Task description: Return each line that holds the word "JSON".

··· Records shown ···

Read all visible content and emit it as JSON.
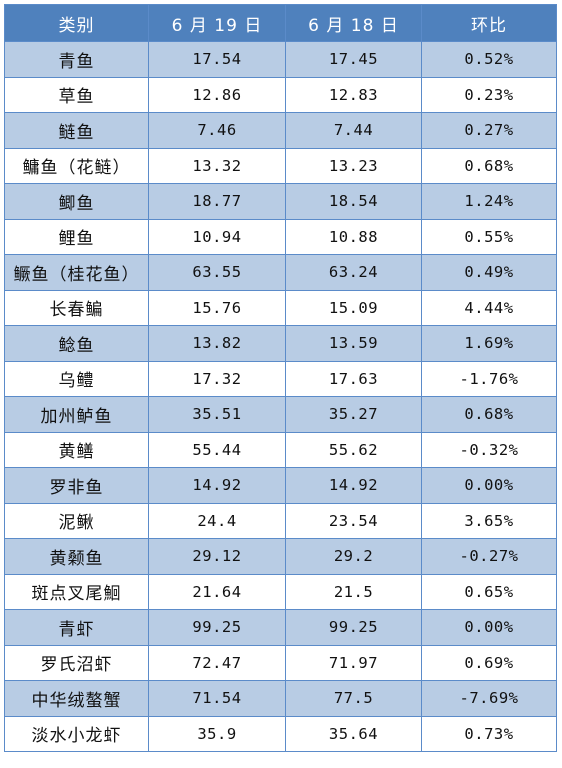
{
  "table": {
    "headers": [
      "类别",
      "6 月 19 日",
      "6 月 18 日",
      "环比"
    ],
    "rows": [
      {
        "category": "青鱼",
        "jun19": "17.54",
        "jun18": "17.45",
        "change": "0.52%"
      },
      {
        "category": "草鱼",
        "jun19": "12.86",
        "jun18": "12.83",
        "change": "0.23%"
      },
      {
        "category": "鲢鱼",
        "jun19": "7.46",
        "jun18": "7.44",
        "change": "0.27%"
      },
      {
        "category": "鳙鱼（花鲢）",
        "jun19": "13.32",
        "jun18": "13.23",
        "change": "0.68%"
      },
      {
        "category": "鲫鱼",
        "jun19": "18.77",
        "jun18": "18.54",
        "change": "1.24%"
      },
      {
        "category": "鲤鱼",
        "jun19": "10.94",
        "jun18": "10.88",
        "change": "0.55%"
      },
      {
        "category": "鳜鱼（桂花鱼）",
        "jun19": "63.55",
        "jun18": "63.24",
        "change": "0.49%"
      },
      {
        "category": "长春鳊",
        "jun19": "15.76",
        "jun18": "15.09",
        "change": "4.44%"
      },
      {
        "category": "鲶鱼",
        "jun19": "13.82",
        "jun18": "13.59",
        "change": "1.69%"
      },
      {
        "category": "乌鳢",
        "jun19": "17.32",
        "jun18": "17.63",
        "change": "-1.76%"
      },
      {
        "category": "加州鲈鱼",
        "jun19": "35.51",
        "jun18": "35.27",
        "change": "0.68%"
      },
      {
        "category": "黄鳝",
        "jun19": "55.44",
        "jun18": "55.62",
        "change": "-0.32%"
      },
      {
        "category": "罗非鱼",
        "jun19": "14.92",
        "jun18": "14.92",
        "change": "0.00%"
      },
      {
        "category": "泥鳅",
        "jun19": "24.4",
        "jun18": "23.54",
        "change": "3.65%"
      },
      {
        "category": "黄颡鱼",
        "jun19": "29.12",
        "jun18": "29.2",
        "change": "-0.27%"
      },
      {
        "category": "斑点叉尾鮰",
        "jun19": "21.64",
        "jun18": "21.5",
        "change": "0.65%"
      },
      {
        "category": "青虾",
        "jun19": "99.25",
        "jun18": "99.25",
        "change": "0.00%"
      },
      {
        "category": "罗氏沼虾",
        "jun19": "72.47",
        "jun18": "71.97",
        "change": "0.69%"
      },
      {
        "category": "中华绒螯蟹",
        "jun19": "71.54",
        "jun18": "77.5",
        "change": "-7.69%"
      },
      {
        "category": "淡水小龙虾",
        "jun19": "35.9",
        "jun18": "35.64",
        "change": "0.73%"
      }
    ]
  },
  "colors": {
    "header_bg": "#4f81bd",
    "header_text": "#ffffff",
    "band_row": "#b8cce4",
    "plain_row": "#ffffff",
    "border": "#5b8bc9"
  }
}
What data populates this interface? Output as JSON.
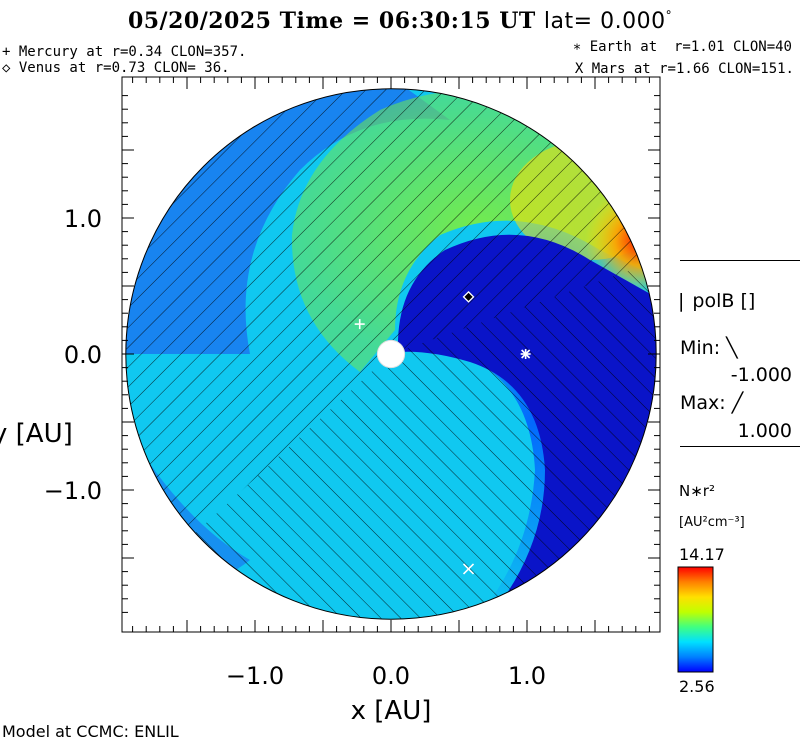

···

Answer to the problem:
Read all visible content and emit it as JSON.
What data populates this interface? Output as JSON.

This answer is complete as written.